Set task
Identify and copy all lines of the material where the string "Care" is found.

Data to use
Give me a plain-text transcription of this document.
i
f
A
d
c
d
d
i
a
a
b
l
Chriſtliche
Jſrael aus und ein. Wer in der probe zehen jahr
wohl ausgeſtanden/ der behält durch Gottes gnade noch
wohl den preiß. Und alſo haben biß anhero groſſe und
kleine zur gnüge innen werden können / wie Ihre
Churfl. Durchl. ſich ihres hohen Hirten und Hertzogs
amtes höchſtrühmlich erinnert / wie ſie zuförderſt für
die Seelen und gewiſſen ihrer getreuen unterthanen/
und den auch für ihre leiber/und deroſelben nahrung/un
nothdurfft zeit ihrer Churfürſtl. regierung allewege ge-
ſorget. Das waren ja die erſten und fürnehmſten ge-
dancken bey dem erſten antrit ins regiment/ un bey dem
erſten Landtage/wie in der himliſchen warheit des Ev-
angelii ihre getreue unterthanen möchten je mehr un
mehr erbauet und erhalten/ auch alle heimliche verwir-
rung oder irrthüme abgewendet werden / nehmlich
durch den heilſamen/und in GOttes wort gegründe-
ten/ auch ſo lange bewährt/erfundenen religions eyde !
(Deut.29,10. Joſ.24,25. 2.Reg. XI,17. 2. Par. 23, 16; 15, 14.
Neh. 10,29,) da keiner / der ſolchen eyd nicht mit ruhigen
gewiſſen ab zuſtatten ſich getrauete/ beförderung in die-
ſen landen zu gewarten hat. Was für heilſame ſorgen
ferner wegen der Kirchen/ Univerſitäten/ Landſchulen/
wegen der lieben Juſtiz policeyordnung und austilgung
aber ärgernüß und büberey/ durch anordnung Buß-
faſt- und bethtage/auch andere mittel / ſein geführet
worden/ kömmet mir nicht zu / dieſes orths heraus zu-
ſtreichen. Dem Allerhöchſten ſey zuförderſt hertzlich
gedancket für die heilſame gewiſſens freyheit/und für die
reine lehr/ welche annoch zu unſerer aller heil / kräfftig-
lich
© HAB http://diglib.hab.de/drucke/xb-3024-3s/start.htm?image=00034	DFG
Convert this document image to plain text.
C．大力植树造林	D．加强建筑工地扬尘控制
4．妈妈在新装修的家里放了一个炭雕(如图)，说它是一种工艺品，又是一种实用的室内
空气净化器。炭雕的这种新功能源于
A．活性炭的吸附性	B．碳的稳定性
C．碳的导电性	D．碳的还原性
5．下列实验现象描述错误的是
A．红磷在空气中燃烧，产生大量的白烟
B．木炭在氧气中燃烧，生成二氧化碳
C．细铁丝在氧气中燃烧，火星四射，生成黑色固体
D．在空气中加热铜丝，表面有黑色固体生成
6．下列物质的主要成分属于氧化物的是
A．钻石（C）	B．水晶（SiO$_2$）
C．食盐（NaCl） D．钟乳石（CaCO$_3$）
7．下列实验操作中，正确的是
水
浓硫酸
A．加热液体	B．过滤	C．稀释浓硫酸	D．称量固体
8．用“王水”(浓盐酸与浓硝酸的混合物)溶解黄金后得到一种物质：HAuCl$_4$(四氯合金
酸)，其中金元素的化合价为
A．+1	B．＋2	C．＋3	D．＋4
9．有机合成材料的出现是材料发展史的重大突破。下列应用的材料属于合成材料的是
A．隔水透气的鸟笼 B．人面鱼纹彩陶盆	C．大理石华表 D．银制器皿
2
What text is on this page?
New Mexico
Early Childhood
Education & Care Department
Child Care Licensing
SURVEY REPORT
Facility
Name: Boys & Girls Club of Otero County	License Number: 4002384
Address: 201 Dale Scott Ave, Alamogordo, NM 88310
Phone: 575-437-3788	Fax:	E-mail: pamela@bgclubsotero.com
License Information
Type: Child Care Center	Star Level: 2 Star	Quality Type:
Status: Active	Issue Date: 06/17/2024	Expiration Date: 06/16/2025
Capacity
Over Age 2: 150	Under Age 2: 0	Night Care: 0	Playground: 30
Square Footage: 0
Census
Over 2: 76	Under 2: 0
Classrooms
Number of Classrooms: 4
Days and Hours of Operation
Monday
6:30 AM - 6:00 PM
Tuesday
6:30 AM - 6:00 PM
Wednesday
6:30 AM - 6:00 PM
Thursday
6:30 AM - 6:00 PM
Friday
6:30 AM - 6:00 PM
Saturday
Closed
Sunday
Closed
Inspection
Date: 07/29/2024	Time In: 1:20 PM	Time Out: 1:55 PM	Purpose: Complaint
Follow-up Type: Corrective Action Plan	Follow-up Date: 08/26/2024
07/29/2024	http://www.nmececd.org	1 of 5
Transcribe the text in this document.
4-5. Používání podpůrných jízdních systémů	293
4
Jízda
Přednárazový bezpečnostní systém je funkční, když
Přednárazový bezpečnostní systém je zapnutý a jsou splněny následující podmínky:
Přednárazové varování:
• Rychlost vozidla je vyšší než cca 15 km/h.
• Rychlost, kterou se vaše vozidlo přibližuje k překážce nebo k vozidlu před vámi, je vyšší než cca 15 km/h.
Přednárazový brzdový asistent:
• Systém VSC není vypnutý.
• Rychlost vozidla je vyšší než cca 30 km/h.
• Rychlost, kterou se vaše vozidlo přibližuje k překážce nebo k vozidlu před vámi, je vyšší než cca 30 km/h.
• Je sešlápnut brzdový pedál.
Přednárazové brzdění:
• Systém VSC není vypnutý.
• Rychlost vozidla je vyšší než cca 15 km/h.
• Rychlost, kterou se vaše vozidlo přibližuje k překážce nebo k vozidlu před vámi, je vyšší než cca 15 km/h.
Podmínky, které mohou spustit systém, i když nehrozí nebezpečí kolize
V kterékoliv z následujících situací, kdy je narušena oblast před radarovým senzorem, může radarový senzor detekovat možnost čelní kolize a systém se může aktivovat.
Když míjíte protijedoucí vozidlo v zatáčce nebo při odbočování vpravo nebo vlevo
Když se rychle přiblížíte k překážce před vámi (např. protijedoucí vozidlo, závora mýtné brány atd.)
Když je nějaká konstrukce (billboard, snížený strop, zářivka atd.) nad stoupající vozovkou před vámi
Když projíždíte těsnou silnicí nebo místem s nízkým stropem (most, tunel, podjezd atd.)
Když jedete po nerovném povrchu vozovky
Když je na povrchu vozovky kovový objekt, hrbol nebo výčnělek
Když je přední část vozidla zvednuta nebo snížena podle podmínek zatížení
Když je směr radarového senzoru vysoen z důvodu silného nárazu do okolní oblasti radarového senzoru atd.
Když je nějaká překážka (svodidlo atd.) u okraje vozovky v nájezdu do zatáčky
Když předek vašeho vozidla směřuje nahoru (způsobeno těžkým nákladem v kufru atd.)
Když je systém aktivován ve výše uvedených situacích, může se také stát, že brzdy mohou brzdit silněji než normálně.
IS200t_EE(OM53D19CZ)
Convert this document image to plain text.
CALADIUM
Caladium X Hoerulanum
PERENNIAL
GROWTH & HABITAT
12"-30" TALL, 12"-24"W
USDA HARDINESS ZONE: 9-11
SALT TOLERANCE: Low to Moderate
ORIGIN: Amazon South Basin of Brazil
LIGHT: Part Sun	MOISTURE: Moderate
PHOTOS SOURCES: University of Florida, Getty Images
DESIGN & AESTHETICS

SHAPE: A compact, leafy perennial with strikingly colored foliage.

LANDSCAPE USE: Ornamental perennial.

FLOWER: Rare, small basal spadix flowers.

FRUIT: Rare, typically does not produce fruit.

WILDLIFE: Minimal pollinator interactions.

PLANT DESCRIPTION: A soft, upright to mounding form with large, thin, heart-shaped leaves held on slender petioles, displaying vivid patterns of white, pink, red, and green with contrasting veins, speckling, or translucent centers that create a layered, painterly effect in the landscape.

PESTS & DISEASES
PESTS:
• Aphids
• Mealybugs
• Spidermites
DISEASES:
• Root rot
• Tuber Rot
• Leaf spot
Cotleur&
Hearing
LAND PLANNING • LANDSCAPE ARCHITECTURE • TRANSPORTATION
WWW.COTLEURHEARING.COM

Correct output
Education & Care Department
Child Care Licensing
Type: Child Care Center	Star Level: 2 Star	Quality Type:
Over Age 2: 150	Under Age 2: 0	Night Care: 0	Playground: 30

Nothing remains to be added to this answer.